# [Material shown]
——————————

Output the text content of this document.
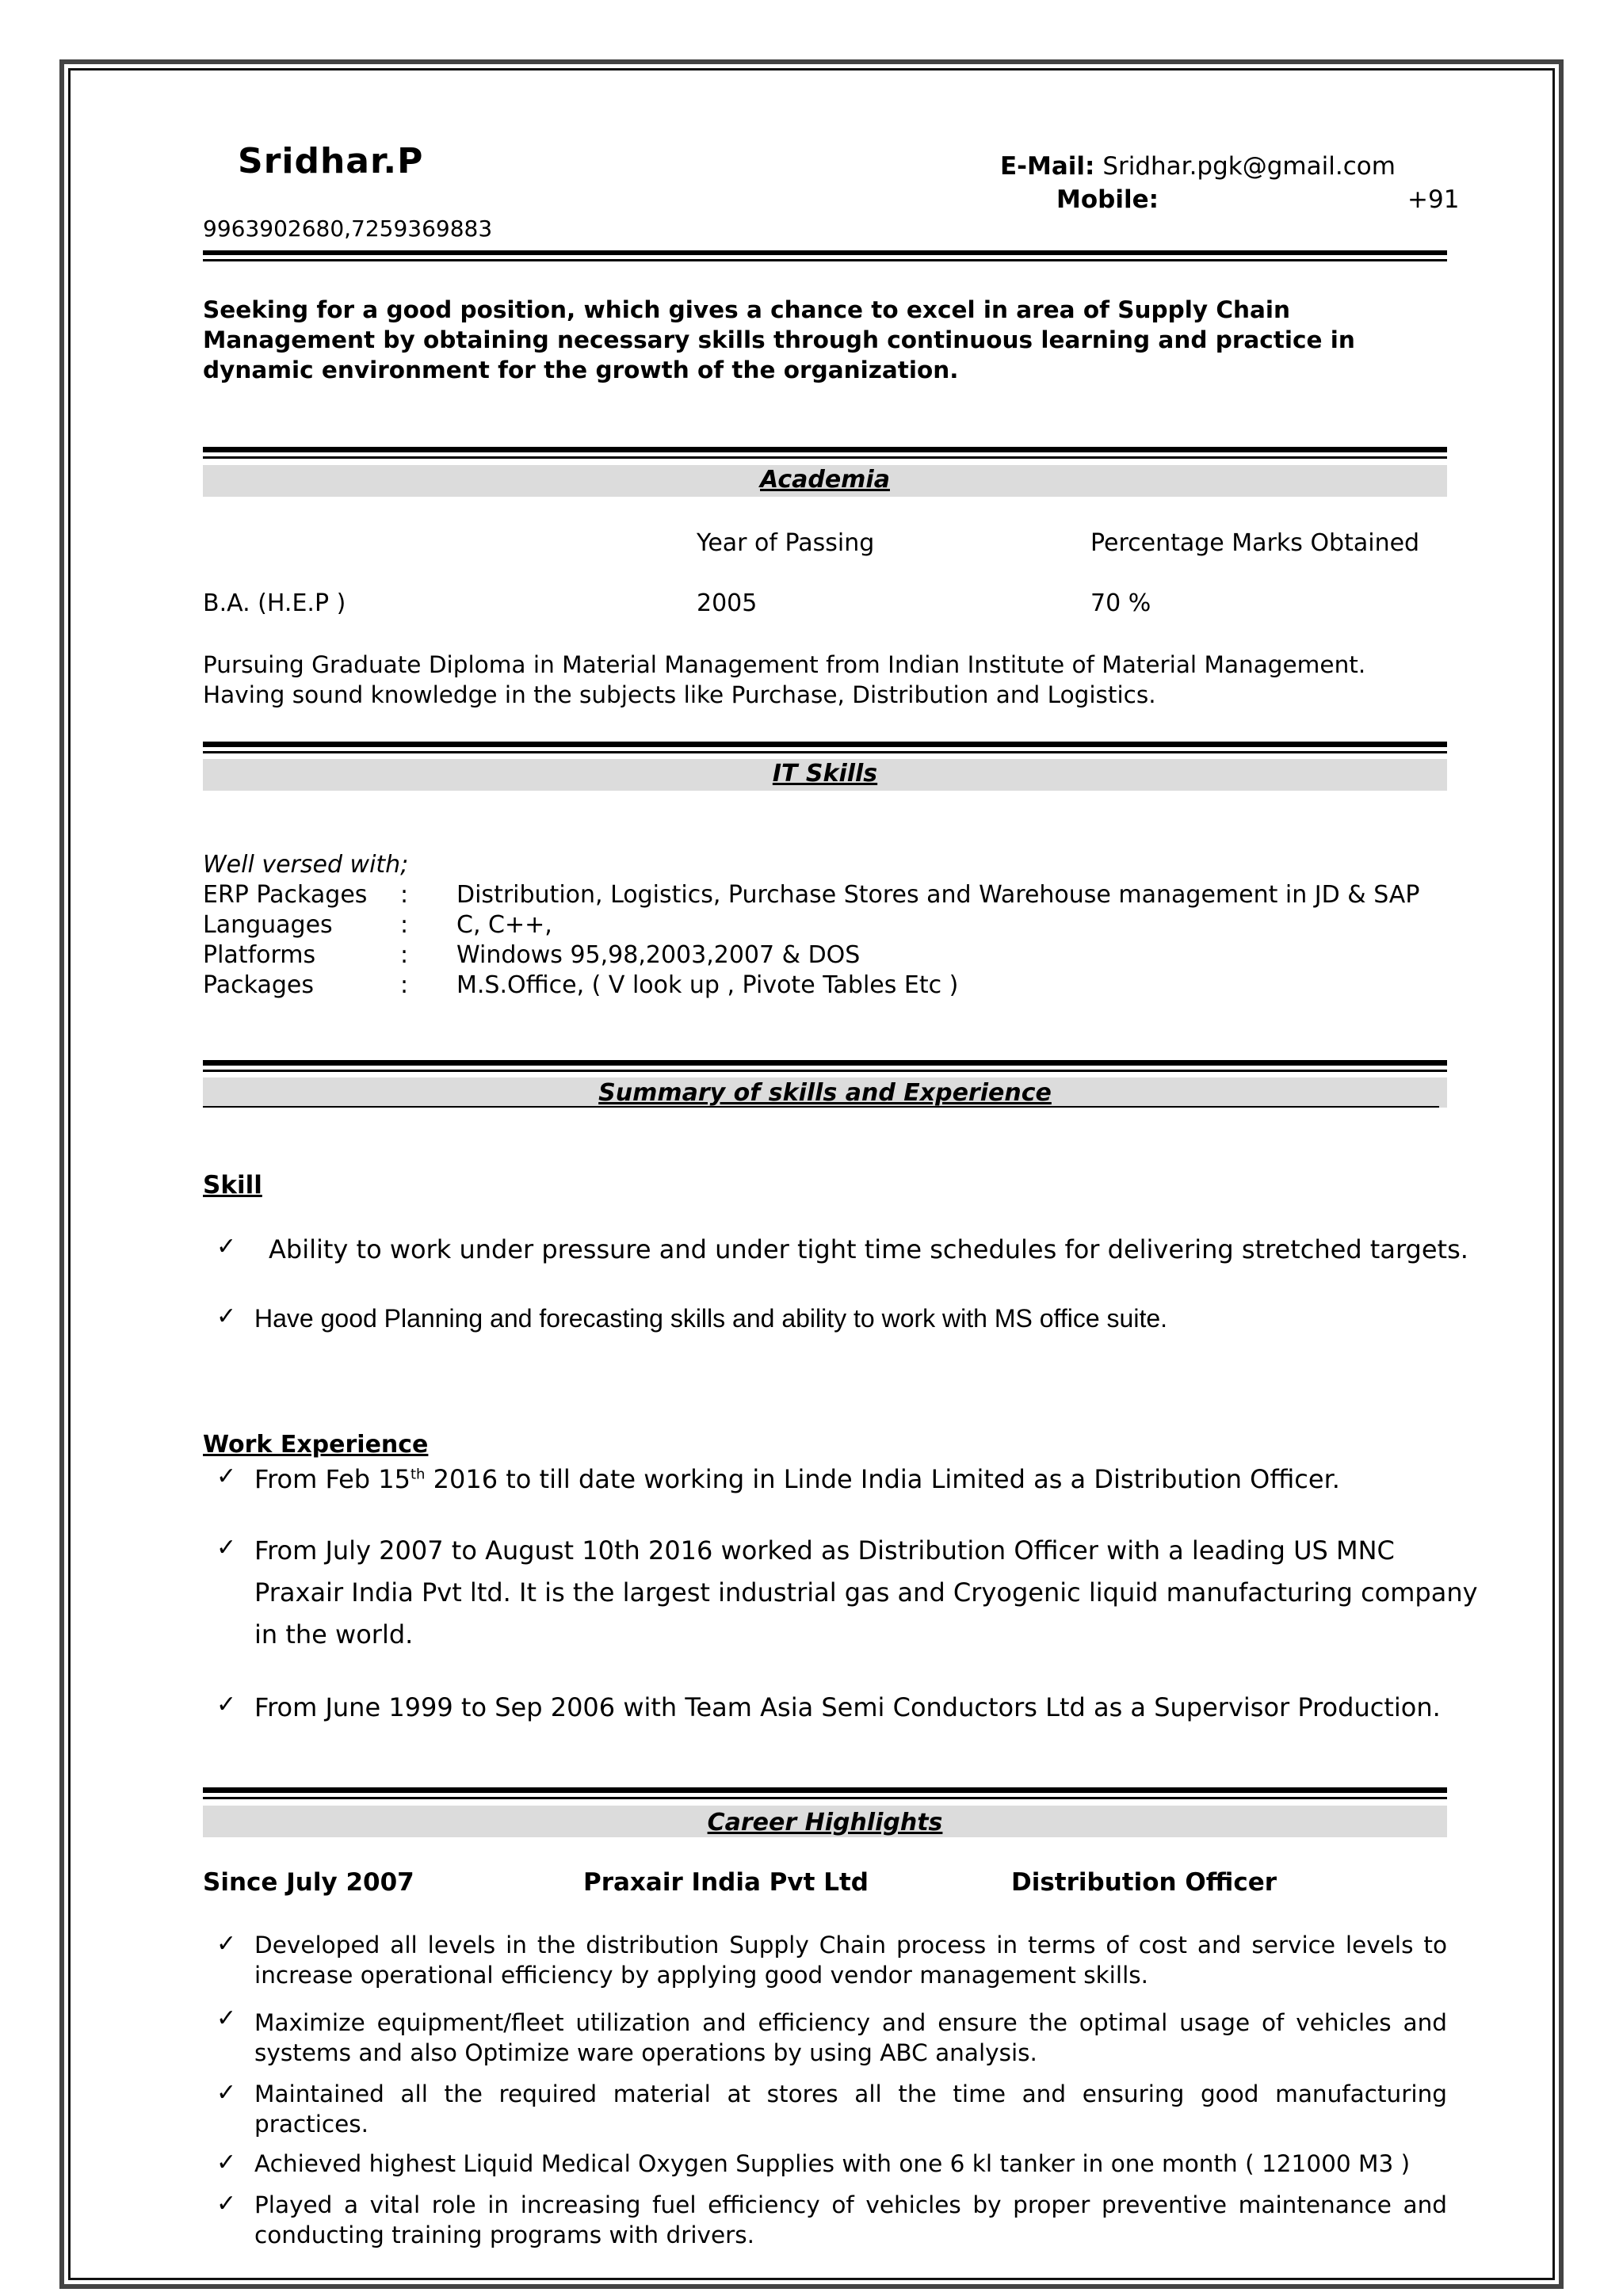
Sridhar.P	E-Mail: Sridhar.pgk@gmail.com
Mobile:	+91
9963902680,7259369883
Seeking for a good position, which gives a chance to excel in area of Supply Chain Management by obtaining necessary skills through continuous learning and practice in dynamic environment for the growth of the organization.
Academia
Year of Passing	Percentage Marks Obtained
B.A. (H.E.P )	2005	70 %
Pursuing Graduate Diploma in Material Management from Indian Institute of Material Management. Having sound knowledge in the subjects like Purchase, Distribution and Logistics.
IT Skills
Well versed with;
ERP Packages : Distribution, Logistics, Purchase Stores and Warehouse management in JD & SAP
Languages	: C, C++,
Platforms	: Windows 95,98,2003,2007 & DOS
Packages	: M.S.Office, ( V look up , Pivote Tables Etc )
Summary of skills and Experience
Skill
✓ Ability to work under pressure and under tight time schedules for delivering stretched targets.
✓ Have good Planning and forecasting skills and ability to work with MS office suite.
Work Experience
✓ From Feb 15th 2016 to till date working in Linde India Limited as a Distribution Officer.
✓ From July 2007 to August 10th 2016 worked as Distribution Officer with a leading US MNC
Praxair India Pvt ltd. It is the largest industrial gas and Cryogenic liquid manufacturing company
in the world.
✓ From June 1999 to Sep 2006 with Team Asia Semi Conductors Ltd as a Supervisor Production.
Career Highlights
Since July 2007	Praxair India Pvt Ltd	Distribution Officer
✓ Developed all levels in the distribution Supply Chain process in terms of cost and service levels to increase operational efficiency by applying good vendor management skills.
✓ Maximize equipment/fleet utilization and efficiency and ensure the optimal usage of vehicles and systems and also Optimize ware operations by using ABC analysis.
✓ Maintained all the required material at stores all the time and ensuring good manufacturing practices.
✓ Achieved highest Liquid Medical Oxygen Supplies with one 6 kl tanker in one month ( 121000 M3 )
✓ Played a vital role in increasing fuel efficiency of vehicles by proper preventive maintenance and conducting training programs with drivers.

——————————

# [Exercise directions]
Omit every image. Quote each record exactly.

# [Result]
Output the text content of this document.
Sridhar.P	E-Mail: Sridhar.pgk@gmail.com
Mobile:	+91
9963902680,7259369883
Seeking for a good position, which gives a chance to excel in area of Supply Chain Management by obtaining necessary skills through continuous learning and practice in dynamic environment for the growth of the organization.
Academia
Year of Passing	Percentage Marks Obtained
B.A. (H.E.P )	2005	70 %
Pursuing Graduate Diploma in Material Management from Indian Institute of Material Management. Having sound knowledge in the subjects like Purchase, Distribution and Logistics.
IT Skills
Well versed with;
ERP Packages : Distribution, Logistics, Purchase Stores and Warehouse management in JD & SAP
Languages	: C, C++,
Platforms	: Windows 95,98,2003,2007 & DOS
Packages	: M.S.Office, ( V look up , Pivote Tables Etc )
Summary of skills and Experience
Skill
✓ Ability to work under pressure and under tight time schedules for delivering stretched targets.
✓ Have good Planning and forecasting skills and ability to work with MS office suite.
Work Experience
✓ From Feb 15th 2016 to till date working in Linde India Limited as a Distribution Officer.
✓ From July 2007 to August 10th 2016 worked as Distribution Officer with a leading US MNC
Praxair India Pvt ltd. It is the largest industrial gas and Cryogenic liquid manufacturing company
in the world.
✓ From June 1999 to Sep 2006 with Team Asia Semi Conductors Ltd as a Supervisor Production.
Career Highlights
Since July 2007	Praxair India Pvt Ltd	Distribution Officer
✓ Developed all levels in the distribution Supply Chain process in terms of cost and service levels to increase operational efficiency by applying good vendor management skills.
✓ Maximize equipment/fleet utilization and efficiency and ensure the optimal usage of vehicles and systems and also Optimize ware operations by using ABC analysis.
✓ Maintained all the required material at stores all the time and ensuring good manufacturing practices.
✓ Achieved highest Liquid Medical Oxygen Supplies with one 6 kl tanker in one month ( 121000 M3 )
✓ Played a vital role in increasing fuel efficiency of vehicles by proper preventive maintenance and conducting training programs with drivers.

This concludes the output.